Using the entries that follow, count the lines containing the word "name" and give that number by itself.

Start of DATASET RECORDS

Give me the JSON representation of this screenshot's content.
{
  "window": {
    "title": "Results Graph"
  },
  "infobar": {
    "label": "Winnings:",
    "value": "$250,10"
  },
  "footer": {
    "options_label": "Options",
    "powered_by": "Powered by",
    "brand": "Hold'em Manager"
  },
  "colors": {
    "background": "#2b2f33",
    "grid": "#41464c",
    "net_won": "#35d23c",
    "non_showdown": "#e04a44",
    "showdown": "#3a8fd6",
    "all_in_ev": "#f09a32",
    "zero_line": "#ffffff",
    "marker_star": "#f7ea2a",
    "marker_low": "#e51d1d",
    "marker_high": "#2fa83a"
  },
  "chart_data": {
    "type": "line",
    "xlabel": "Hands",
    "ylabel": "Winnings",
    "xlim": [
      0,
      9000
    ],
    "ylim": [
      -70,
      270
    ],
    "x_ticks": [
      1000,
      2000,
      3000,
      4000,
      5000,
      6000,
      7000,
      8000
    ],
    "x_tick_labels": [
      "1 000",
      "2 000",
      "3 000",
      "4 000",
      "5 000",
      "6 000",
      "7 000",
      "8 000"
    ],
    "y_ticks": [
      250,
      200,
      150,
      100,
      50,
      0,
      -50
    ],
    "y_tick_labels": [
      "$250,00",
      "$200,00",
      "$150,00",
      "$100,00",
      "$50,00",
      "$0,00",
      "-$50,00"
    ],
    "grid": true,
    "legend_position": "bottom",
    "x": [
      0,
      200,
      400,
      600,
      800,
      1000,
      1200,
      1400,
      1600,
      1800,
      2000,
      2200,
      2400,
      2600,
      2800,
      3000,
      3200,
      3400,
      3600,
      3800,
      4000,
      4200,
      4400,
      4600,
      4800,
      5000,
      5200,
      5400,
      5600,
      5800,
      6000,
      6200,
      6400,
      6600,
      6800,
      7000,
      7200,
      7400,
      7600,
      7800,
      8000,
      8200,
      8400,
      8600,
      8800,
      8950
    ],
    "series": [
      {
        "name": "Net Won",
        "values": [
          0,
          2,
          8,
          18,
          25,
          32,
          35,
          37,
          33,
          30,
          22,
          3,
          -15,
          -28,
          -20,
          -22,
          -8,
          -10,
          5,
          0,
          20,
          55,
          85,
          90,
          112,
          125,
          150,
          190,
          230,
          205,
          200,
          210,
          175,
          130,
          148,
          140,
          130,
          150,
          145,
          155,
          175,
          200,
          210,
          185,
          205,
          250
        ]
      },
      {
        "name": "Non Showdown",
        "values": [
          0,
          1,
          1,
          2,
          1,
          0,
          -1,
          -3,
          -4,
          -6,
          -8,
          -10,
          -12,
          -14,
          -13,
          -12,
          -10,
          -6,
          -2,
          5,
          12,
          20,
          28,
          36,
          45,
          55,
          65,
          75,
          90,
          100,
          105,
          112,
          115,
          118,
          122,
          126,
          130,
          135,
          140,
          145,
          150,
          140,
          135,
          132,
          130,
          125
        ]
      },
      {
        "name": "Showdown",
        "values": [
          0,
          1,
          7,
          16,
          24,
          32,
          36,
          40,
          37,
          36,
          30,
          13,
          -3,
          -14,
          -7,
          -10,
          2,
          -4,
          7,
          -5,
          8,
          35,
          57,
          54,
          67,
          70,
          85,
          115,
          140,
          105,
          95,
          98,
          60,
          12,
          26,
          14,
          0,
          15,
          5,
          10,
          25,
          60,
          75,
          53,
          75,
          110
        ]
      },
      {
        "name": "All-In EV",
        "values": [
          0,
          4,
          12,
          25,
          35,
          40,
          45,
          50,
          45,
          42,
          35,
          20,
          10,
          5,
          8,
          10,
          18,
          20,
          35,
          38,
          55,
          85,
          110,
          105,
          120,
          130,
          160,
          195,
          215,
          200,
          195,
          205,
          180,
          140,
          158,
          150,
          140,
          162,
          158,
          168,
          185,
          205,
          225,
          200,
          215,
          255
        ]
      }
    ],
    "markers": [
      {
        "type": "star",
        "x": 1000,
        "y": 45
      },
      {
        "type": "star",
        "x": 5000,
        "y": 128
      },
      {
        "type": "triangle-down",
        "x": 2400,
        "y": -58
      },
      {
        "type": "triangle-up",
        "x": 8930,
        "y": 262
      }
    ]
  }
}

End of DATASET RECORDS

**TASK ANSWER**
4